* PROVIDED MATERIAL *

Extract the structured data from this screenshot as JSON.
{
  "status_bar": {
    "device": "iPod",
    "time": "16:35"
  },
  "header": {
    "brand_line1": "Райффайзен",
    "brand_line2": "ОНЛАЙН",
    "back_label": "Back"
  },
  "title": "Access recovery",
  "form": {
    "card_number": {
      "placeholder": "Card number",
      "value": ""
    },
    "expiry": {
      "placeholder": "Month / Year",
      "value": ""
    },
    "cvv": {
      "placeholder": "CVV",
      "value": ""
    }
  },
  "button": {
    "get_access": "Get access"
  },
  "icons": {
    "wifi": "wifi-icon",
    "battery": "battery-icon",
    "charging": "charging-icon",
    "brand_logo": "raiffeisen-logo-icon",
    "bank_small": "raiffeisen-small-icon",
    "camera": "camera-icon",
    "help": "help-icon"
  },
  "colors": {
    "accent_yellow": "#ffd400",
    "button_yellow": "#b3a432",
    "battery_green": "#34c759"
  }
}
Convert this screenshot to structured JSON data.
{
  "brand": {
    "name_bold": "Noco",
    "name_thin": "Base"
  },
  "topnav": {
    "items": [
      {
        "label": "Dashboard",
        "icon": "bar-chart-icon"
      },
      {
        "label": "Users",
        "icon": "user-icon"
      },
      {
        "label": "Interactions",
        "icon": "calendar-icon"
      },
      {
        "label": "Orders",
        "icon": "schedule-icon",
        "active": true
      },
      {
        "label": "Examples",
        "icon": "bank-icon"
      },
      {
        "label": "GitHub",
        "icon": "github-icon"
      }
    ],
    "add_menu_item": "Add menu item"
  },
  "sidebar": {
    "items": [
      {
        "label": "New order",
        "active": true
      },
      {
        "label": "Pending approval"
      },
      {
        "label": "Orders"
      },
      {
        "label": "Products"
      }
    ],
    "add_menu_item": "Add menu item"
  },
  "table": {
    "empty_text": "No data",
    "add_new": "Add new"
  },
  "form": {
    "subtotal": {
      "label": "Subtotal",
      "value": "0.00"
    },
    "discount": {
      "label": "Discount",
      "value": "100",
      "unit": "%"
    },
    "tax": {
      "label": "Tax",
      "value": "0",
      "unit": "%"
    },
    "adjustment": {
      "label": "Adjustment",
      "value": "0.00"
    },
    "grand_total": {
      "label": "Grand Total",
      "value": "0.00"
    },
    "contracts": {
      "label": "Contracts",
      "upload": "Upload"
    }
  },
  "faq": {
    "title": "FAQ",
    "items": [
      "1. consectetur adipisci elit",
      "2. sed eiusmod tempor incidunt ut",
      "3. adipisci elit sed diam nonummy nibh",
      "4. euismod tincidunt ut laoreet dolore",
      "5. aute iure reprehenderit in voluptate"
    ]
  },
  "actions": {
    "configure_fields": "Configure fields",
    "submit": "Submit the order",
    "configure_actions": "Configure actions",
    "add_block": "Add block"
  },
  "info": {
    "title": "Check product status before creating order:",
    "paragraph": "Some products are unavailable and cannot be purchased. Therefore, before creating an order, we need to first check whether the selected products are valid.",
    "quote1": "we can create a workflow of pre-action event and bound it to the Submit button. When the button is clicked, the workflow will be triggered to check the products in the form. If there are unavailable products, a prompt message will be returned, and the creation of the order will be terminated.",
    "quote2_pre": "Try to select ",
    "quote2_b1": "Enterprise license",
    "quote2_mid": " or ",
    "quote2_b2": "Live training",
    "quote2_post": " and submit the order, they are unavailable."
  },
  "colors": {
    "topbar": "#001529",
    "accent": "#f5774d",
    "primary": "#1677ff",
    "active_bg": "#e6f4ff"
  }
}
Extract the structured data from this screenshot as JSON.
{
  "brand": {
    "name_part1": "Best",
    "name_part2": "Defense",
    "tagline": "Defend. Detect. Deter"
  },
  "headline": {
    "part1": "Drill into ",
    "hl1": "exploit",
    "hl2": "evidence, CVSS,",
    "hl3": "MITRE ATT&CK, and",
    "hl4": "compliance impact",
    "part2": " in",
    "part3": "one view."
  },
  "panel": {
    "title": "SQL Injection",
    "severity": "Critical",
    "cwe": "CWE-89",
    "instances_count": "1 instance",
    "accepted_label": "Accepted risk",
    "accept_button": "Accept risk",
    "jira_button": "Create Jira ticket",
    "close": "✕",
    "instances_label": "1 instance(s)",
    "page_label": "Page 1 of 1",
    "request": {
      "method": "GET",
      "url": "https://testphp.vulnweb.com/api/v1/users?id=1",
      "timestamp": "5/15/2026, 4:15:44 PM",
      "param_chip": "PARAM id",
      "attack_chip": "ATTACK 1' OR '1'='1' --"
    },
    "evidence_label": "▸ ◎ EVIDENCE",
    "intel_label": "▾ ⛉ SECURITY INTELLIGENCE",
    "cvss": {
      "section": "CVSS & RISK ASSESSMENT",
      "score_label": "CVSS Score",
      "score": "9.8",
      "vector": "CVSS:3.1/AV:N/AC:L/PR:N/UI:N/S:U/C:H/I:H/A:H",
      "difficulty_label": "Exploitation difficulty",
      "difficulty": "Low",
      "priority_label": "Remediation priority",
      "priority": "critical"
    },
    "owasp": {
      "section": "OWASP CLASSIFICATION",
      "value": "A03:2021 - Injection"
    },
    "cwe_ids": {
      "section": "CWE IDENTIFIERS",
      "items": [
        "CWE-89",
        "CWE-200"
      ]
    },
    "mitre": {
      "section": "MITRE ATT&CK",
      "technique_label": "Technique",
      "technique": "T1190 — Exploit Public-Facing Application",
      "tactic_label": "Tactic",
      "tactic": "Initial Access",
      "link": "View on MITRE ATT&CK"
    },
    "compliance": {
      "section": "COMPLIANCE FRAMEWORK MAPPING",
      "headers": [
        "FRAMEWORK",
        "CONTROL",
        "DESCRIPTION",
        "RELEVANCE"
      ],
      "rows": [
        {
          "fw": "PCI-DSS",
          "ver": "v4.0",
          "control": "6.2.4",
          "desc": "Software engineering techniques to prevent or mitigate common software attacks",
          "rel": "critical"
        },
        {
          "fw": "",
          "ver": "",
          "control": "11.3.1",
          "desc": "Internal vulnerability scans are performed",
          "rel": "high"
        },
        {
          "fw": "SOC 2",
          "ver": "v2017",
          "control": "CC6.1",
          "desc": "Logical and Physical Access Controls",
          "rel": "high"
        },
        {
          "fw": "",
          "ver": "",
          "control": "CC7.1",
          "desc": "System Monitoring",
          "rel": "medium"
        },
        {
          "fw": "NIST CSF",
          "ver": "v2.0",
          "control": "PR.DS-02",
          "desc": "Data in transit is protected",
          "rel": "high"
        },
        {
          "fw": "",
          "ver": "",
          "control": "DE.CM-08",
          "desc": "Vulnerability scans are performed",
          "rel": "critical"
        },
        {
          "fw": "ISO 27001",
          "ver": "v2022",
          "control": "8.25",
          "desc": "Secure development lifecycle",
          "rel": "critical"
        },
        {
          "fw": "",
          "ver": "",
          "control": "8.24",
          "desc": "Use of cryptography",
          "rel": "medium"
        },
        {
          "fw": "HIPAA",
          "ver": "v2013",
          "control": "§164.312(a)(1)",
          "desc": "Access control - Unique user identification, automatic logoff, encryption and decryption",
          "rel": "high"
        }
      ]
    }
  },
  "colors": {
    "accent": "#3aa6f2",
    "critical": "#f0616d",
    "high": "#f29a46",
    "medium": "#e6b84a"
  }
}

* WHAT THIS TASK INVOLVES *
Retype the records that precede this task, keeping them exactly the same.

* THE RESPONSE *
Extract the structured data from this screenshot as JSON.
{
  "status_bar": {
    "device": "iPod",
    "time": "16:35"
  },
  "header": {
    "brand_line1": "Райффайзен",
    "brand_line2": "ОНЛАЙН",
    "back_label": "Back"
  },
  "title": "Access recovery",
  "form": {
    "card_number": {
      "placeholder": "Card number",
      "value": ""
    },
    "expiry": {
      "placeholder": "Month / Year",
      "value": ""
    },
    "cvv": {
      "placeholder": "CVV",
      "value": ""
    }
  },
  "button": {
    "get_access": "Get access"
  },
  "icons": {
    "wifi": "wifi-icon",
    "battery": "battery-icon",
    "charging": "charging-icon",
    "brand_logo": "raiffeisen-logo-icon",
    "bank_small": "raiffeisen-small-icon",
    "camera": "camera-icon",
    "help": "help-icon"
  },
  "colors": {
    "accent_yellow": "#ffd400",
    "button_yellow": "#b3a432",
    "battery_green": "#34c759"
  }
}
Convert this screenshot to structured JSON data.
{
  "brand": {
    "name_bold": "Noco",
    "name_thin": "Base"
  },
  "topnav": {
    "items": [
      {
        "label": "Dashboard",
        "icon": "bar-chart-icon"
      },
      {
        "label": "Users",
        "icon": "user-icon"
      },
      {
        "label": "Interactions",
        "icon": "calendar-icon"
      },
      {
        "label": "Orders",
        "icon": "schedule-icon",
        "active": true
      },
      {
        "label": "Examples",
        "icon": "bank-icon"
      },
      {
        "label": "GitHub",
        "icon": "github-icon"
      }
    ],
    "add_menu_item": "Add menu item"
  },
  "sidebar": {
    "items": [
      {
        "label": "New order",
        "active": true
      },
      {
        "label": "Pending approval"
      },
      {
        "label": "Orders"
      },
      {
        "label": "Products"
      }
    ],
    "add_menu_item": "Add menu item"
  },
  "table": {
    "empty_text": "No data",
    "add_new": "Add new"
  },
  "form": {
    "subtotal": {
      "label": "Subtotal",
      "value": "0.00"
    },
    "discount": {
      "label": "Discount",
      "value": "100",
      "unit": "%"
    },
    "tax": {
      "label": "Tax",
      "value": "0",
      "unit": "%"
    },
    "adjustment": {
      "label": "Adjustment",
      "value": "0.00"
    },
    "grand_total": {
      "label": "Grand Total",
      "value": "0.00"
    },
    "contracts": {
      "label": "Contracts",
      "upload": "Upload"
    }
  },
  "faq": {
    "title": "FAQ",
    "items": [
      "1. consectetur adipisci elit",
      "2. sed eiusmod tempor incidunt ut",
      "3. adipisci elit sed diam nonummy nibh",
      "4. euismod tincidunt ut laoreet dolore",
      "5. aute iure reprehenderit in voluptate"
    ]
  },
  "actions": {
    "configure_fields": "Configure fields",
    "submit": "Submit the order",
    "configure_actions": "Configure actions",
    "add_block": "Add block"
  },
  "info": {
    "title": "Check product status before creating order:",
    "paragraph": "Some products are unavailable and cannot be purchased. Therefore, before creating an order, we need to first check whether the selected products are valid.",
    "quote1": "we can create a workflow of pre-action event and bound it to the Submit button. When the button is clicked, the workflow will be triggered to check the products in the form. If there are unavailable products, a prompt message will be returned, and the creation of the order will be terminated.",
    "quote2_pre": "Try to select ",
    "quote2_b1": "Enterprise license",
    "quote2_mid": " or ",
    "quote2_b2": "Live training",
    "quote2_post": " and submit the order, they are unavailable."
  },
  "colors": {
    "topbar": "#001529",
    "accent": "#f5774d",
    "primary": "#1677ff",
    "active_bg": "#e6f4ff"
  }
}
Extract the structured data from this screenshot as JSON.
{
  "brand": {
    "name_part1": "Best",
    "name_part2": "Defense",
    "tagline": "Defend. Detect. Deter"
  },
  "headline": {
    "part1": "Drill into ",
    "hl1": "exploit",
    "hl2": "evidence, CVSS,",
    "hl3": "MITRE ATT&CK, and",
    "hl4": "compliance impact",
    "part2": " in",
    "part3": "one view."
  },
  "panel": {
    "title": "SQL Injection",
    "severity": "Critical",
    "cwe": "CWE-89",
    "instances_count": "1 instance",
    "accepted_label": "Accepted risk",
    "accept_button": "Accept risk",
    "jira_button": "Create Jira ticket",
    "close": "✕",
    "instances_label": "1 instance(s)",
    "page_label": "Page 1 of 1",
    "request": {
      "method": "GET",
      "url": "https://testphp.vulnweb.com/api/v1/users?id=1",
      "timestamp": "5/15/2026, 4:15:44 PM",
      "param_chip": "PARAM id",
      "attack_chip": "ATTACK 1' OR '1'='1' --"
    },
    "evidence_label": "▸ ◎ EVIDENCE",
    "intel_label": "▾ ⛉ SECURITY INTELLIGENCE",
    "cvss": {
      "section": "CVSS & RISK ASSESSMENT",
      "score_label": "CVSS Score",
      "score": "9.8",
      "vector": "CVSS:3.1/AV:N/AC:L/PR:N/UI:N/S:U/C:H/I:H/A:H",
      "difficulty_label": "Exploitation difficulty",
      "difficulty": "Low",
      "priority_label": "Remediation priority",
      "priority": "critical"
    },
    "owasp": {
      "section": "OWASP CLASSIFICATION",
      "value": "A03:2021 - Injection"
    },
    "cwe_ids": {
      "section": "CWE IDENTIFIERS",
      "items": [
        "CWE-89",
        "CWE-200"
      ]
    },
    "mitre": {
      "section": "MITRE ATT&CK",
      "technique_label": "Technique",
      "technique": "T1190 — Exploit Public-Facing Application",
      "tactic_label": "Tactic",
      "tactic": "Initial Access",
      "link": "View on MITRE ATT&CK"
    },
    "compliance": {
      "section": "COMPLIANCE FRAMEWORK MAPPING",
      "headers": [
        "FRAMEWORK",
        "CONTROL",
        "DESCRIPTION",
        "RELEVANCE"
      ],
      "rows": [
        {
          "fw": "PCI-DSS",
          "ver": "v4.0",
          "control": "6.2.4",
          "desc": "Software engineering techniques to prevent or mitigate common software attacks",
          "rel": "critical"
        },
        {
          "fw": "",
          "ver": "",
          "control": "11.3.1",
          "desc": "Internal vulnerability scans are performed",
          "rel": "high"
        },
        {
          "fw": "SOC 2",
          "ver": "v2017",
          "control": "CC6.1",
          "desc": "Logical and Physical Access Controls",
          "rel": "high"
        },
        {
          "fw": "",
          "ver": "",
          "control": "CC7.1",
          "desc": "System Monitoring",
          "rel": "medium"
        },
        {
          "fw": "NIST CSF",
          "ver": "v2.0",
          "control": "PR.DS-02",
          "desc": "Data in transit is protected",
          "rel": "high"
        },
        {
          "fw": "",
          "ver": "",
          "control": "DE.CM-08",
          "desc": "Vulnerability scans are performed",
          "rel": "critical"
        },
        {
          "fw": "ISO 27001",
          "ver": "v2022",
          "control": "8.25",
          "desc": "Secure development lifecycle",
          "rel": "critical"
        },
        {
          "fw": "",
          "ver": "",
          "control": "8.24",
          "desc": "Use of cryptography",
          "rel": "medium"
        },
        {
          "fw": "HIPAA",
          "ver": "v2013",
          "control": "§164.312(a)(1)",
          "desc": "Access control - Unique user identification, automatic logoff, encryption and decryption",
          "rel": "high"
        }
      ]
    }
  },
  "colors": {
    "accent": "#3aa6f2",
    "critical": "#f0616d",
    "high": "#f29a46",
    "medium": "#e6b84a"
  }
}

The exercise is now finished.